Some records
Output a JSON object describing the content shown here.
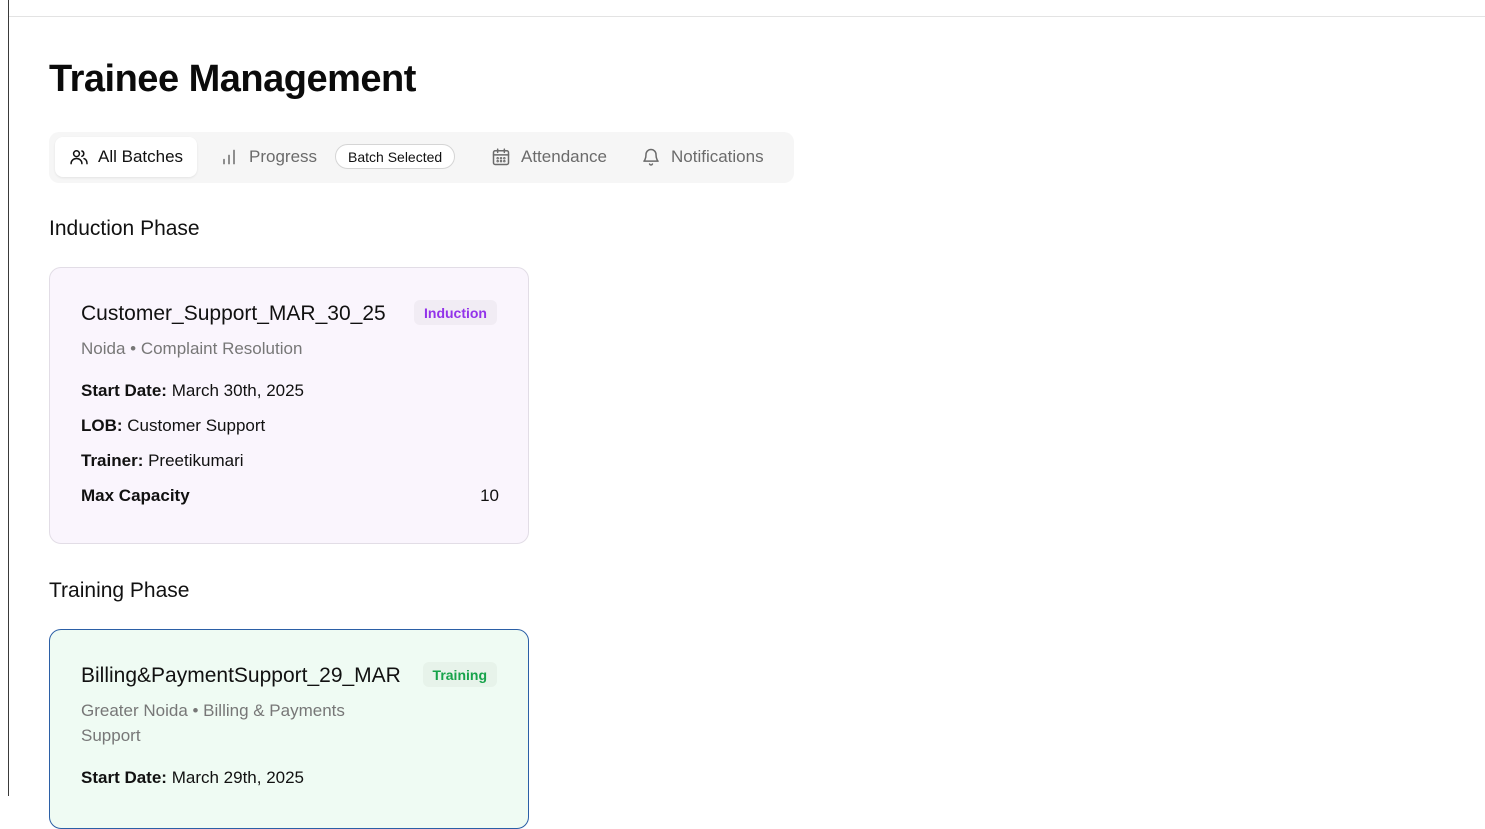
{
  "page": {
    "title": "Trainee Management"
  },
  "tabs": [
    {
      "label": "All Batches",
      "icon": "users-icon",
      "active": true
    },
    {
      "label": "Progress",
      "icon": "bar-chart-icon",
      "active": false
    },
    {
      "label": "Attendance",
      "icon": "calendar-icon",
      "active": false
    },
    {
      "label": "Notifications",
      "icon": "bell-icon",
      "active": false
    }
  ],
  "batch_badge": "Batch Selected",
  "sections": {
    "induction": {
      "title": "Induction Phase",
      "card": {
        "name": "Customer_Support_MAR_30_25",
        "phase": "Induction",
        "location": "Noida • Complaint Resolution",
        "start_label": "Start Date:",
        "start_value": "March 30th, 2025",
        "lob_label": "LOB:",
        "lob_value": "Customer Support",
        "trainer_label": "Trainer:",
        "trainer_value": "Preetikumari",
        "capacity_label": "Max Capacity",
        "capacity_value": "10"
      }
    },
    "training": {
      "title": "Training Phase",
      "card": {
        "name": "Billing&PaymentSupport_29_MAR",
        "phase": "Training",
        "location": "Greater Noida • Billing & Payments Support",
        "start_label": "Start Date:",
        "start_value": "March 29th, 2025"
      }
    }
  },
  "colors": {
    "induction_accent": "#9333ea",
    "training_accent": "#16a34a",
    "induction_card_bg": "#faf5fd",
    "training_card_bg": "#effbf3",
    "selected_card_border": "#2b5fa6"
  }
}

Written problem - Only the number is wanted: how many lines in the entries above contain the word "icon"?

Reply - 4